[Data records]

--- BEGIN ---

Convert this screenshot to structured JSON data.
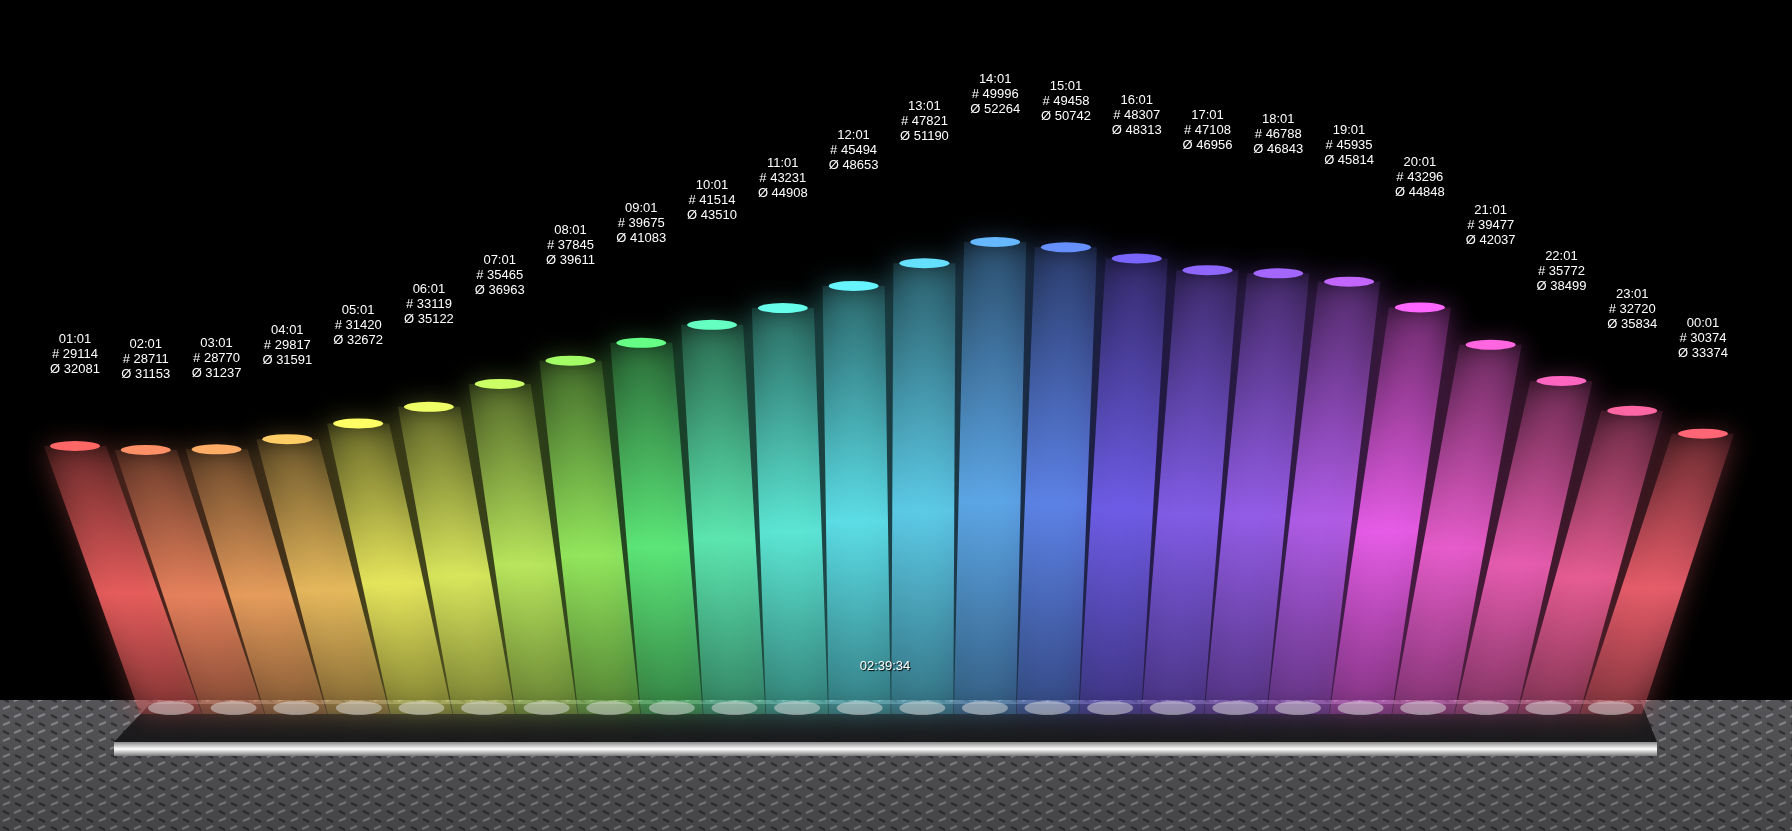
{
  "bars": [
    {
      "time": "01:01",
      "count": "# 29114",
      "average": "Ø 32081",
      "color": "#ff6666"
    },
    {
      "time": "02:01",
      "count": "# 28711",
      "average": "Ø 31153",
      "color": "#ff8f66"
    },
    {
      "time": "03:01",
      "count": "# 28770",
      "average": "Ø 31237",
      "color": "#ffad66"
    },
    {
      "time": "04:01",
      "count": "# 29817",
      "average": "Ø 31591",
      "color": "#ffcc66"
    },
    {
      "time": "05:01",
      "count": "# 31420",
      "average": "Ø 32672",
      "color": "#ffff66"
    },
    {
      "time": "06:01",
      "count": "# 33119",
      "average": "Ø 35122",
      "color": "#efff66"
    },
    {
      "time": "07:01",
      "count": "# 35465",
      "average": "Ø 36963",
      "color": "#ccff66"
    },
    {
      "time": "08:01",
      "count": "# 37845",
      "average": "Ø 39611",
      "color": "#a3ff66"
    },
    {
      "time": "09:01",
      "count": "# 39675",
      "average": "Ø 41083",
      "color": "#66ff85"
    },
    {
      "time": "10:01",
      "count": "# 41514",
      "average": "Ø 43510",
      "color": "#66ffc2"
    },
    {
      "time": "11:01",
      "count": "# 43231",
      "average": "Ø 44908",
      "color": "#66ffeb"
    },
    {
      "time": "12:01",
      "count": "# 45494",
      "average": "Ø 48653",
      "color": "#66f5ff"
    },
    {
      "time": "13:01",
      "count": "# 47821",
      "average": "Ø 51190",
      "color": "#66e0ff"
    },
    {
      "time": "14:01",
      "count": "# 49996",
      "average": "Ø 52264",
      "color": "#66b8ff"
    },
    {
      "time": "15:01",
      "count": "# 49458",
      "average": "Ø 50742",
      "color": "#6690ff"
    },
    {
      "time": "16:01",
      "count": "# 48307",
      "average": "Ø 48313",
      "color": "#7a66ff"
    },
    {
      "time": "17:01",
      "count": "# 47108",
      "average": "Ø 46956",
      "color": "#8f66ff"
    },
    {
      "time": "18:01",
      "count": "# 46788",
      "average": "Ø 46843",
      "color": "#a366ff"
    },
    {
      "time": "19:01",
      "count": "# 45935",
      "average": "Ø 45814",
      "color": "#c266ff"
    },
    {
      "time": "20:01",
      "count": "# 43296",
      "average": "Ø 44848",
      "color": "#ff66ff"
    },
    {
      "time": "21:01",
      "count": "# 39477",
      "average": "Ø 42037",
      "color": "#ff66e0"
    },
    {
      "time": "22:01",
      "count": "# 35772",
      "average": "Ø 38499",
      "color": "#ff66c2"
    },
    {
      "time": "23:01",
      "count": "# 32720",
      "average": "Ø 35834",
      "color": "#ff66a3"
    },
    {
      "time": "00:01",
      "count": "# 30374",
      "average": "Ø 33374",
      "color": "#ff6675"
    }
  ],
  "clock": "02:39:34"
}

--- END ---

* [Exercise instructions]: Your task is to repeat the material above exactly, without its pictures.

* [Result of this task]:
Convert this screenshot to structured JSON data.
{
  "bars": [
    {
      "time": "01:01",
      "count": "# 29114",
      "average": "Ø 32081",
      "color": "#ff6666"
    },
    {
      "time": "02:01",
      "count": "# 28711",
      "average": "Ø 31153",
      "color": "#ff8f66"
    },
    {
      "time": "03:01",
      "count": "# 28770",
      "average": "Ø 31237",
      "color": "#ffad66"
    },
    {
      "time": "04:01",
      "count": "# 29817",
      "average": "Ø 31591",
      "color": "#ffcc66"
    },
    {
      "time": "05:01",
      "count": "# 31420",
      "average": "Ø 32672",
      "color": "#ffff66"
    },
    {
      "time": "06:01",
      "count": "# 33119",
      "average": "Ø 35122",
      "color": "#efff66"
    },
    {
      "time": "07:01",
      "count": "# 35465",
      "average": "Ø 36963",
      "color": "#ccff66"
    },
    {
      "time": "08:01",
      "count": "# 37845",
      "average": "Ø 39611",
      "color": "#a3ff66"
    },
    {
      "time": "09:01",
      "count": "# 39675",
      "average": "Ø 41083",
      "color": "#66ff85"
    },
    {
      "time": "10:01",
      "count": "# 41514",
      "average": "Ø 43510",
      "color": "#66ffc2"
    },
    {
      "time": "11:01",
      "count": "# 43231",
      "average": "Ø 44908",
      "color": "#66ffeb"
    },
    {
      "time": "12:01",
      "count": "# 45494",
      "average": "Ø 48653",
      "color": "#66f5ff"
    },
    {
      "time": "13:01",
      "count": "# 47821",
      "average": "Ø 51190",
      "color": "#66e0ff"
    },
    {
      "time": "14:01",
      "count": "# 49996",
      "average": "Ø 52264",
      "color": "#66b8ff"
    },
    {
      "time": "15:01",
      "count": "# 49458",
      "average": "Ø 50742",
      "color": "#6690ff"
    },
    {
      "time": "16:01",
      "count": "# 48307",
      "average": "Ø 48313",
      "color": "#7a66ff"
    },
    {
      "time": "17:01",
      "count": "# 47108",
      "average": "Ø 46956",
      "color": "#8f66ff"
    },
    {
      "time": "18:01",
      "count": "# 46788",
      "average": "Ø 46843",
      "color": "#a366ff"
    },
    {
      "time": "19:01",
      "count": "# 45935",
      "average": "Ø 45814",
      "color": "#c266ff"
    },
    {
      "time": "20:01",
      "count": "# 43296",
      "average": "Ø 44848",
      "color": "#ff66ff"
    },
    {
      "time": "21:01",
      "count": "# 39477",
      "average": "Ø 42037",
      "color": "#ff66e0"
    },
    {
      "time": "22:01",
      "count": "# 35772",
      "average": "Ø 38499",
      "color": "#ff66c2"
    },
    {
      "time": "23:01",
      "count": "# 32720",
      "average": "Ø 35834",
      "color": "#ff66a3"
    },
    {
      "time": "00:01",
      "count": "# 30374",
      "average": "Ø 33374",
      "color": "#ff6675"
    }
  ],
  "clock": "02:39:34"
}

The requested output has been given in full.